How many lines in the records below hold the string "在平面直角坐标系中"? Please answer with the number and nothing more.
* * *
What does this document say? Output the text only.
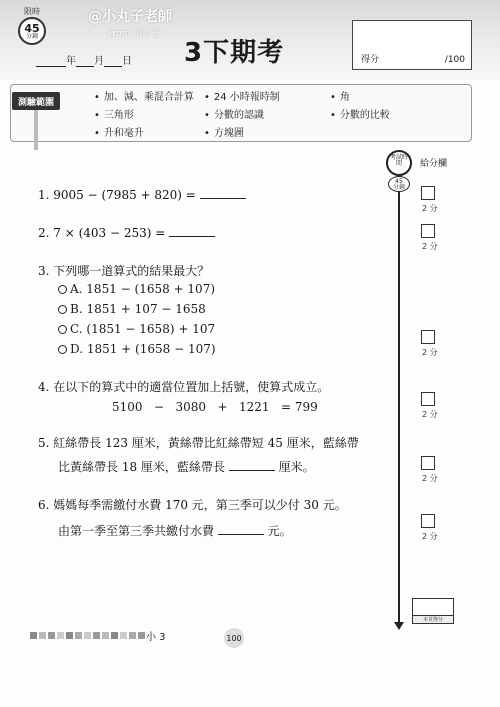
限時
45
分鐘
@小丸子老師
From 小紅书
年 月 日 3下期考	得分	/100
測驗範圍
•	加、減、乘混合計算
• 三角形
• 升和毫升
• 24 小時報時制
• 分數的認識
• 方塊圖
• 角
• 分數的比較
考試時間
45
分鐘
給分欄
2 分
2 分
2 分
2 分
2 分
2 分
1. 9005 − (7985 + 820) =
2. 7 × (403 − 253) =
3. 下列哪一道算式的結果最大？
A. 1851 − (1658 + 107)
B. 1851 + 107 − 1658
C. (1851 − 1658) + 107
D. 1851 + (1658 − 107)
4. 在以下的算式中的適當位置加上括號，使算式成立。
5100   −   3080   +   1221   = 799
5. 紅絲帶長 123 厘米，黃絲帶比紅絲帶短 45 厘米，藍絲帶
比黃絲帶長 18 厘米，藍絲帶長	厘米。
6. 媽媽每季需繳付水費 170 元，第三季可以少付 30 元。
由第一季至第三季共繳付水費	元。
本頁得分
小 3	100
* * *
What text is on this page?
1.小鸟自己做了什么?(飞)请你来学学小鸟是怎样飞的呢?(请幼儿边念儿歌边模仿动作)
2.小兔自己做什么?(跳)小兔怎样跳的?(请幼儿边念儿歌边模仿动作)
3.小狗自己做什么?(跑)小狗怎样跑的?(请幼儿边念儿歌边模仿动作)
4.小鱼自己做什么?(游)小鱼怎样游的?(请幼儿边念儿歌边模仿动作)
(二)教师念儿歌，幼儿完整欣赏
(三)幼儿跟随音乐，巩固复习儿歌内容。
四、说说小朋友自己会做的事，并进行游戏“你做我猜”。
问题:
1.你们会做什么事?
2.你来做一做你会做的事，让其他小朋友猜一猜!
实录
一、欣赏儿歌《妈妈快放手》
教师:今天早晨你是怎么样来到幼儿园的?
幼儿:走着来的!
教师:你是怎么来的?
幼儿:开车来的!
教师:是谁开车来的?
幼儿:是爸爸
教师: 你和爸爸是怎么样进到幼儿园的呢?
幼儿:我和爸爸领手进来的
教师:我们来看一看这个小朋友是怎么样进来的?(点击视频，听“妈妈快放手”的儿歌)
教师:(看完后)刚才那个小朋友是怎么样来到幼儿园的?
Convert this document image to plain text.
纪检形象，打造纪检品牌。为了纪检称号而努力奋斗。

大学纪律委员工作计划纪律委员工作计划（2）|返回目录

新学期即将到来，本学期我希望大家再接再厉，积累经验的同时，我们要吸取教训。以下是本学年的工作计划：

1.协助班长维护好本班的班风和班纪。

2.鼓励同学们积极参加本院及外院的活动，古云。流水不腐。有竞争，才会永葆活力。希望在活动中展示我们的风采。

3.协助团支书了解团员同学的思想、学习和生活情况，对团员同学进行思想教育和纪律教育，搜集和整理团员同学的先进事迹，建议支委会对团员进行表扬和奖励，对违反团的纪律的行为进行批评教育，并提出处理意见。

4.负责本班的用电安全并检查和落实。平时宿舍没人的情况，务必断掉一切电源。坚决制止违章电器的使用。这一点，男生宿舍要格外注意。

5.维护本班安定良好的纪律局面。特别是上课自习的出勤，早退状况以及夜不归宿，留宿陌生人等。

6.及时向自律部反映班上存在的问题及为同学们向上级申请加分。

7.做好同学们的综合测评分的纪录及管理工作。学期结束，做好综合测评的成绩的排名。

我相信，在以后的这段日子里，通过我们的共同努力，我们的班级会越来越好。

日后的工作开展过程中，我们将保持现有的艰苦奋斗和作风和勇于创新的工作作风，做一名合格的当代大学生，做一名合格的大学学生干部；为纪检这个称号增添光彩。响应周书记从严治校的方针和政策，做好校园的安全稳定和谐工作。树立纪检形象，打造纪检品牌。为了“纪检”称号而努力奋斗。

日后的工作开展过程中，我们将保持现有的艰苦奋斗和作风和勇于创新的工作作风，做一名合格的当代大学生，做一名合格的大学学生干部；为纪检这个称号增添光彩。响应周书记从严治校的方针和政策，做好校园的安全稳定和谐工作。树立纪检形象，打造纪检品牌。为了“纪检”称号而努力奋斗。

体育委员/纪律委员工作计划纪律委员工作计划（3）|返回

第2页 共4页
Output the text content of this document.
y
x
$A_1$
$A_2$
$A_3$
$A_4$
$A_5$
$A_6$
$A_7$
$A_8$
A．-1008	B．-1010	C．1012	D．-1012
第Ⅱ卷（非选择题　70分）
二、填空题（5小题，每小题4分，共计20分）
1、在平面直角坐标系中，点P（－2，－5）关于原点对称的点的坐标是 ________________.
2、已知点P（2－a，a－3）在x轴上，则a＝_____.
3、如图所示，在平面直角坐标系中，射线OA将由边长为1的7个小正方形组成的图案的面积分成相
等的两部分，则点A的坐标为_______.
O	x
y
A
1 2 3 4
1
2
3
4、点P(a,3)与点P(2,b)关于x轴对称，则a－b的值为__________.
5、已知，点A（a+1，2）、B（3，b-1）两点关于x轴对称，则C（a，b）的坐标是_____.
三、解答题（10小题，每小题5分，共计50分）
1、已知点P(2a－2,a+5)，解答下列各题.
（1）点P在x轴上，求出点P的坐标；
* * *
» **Answer to the task**
2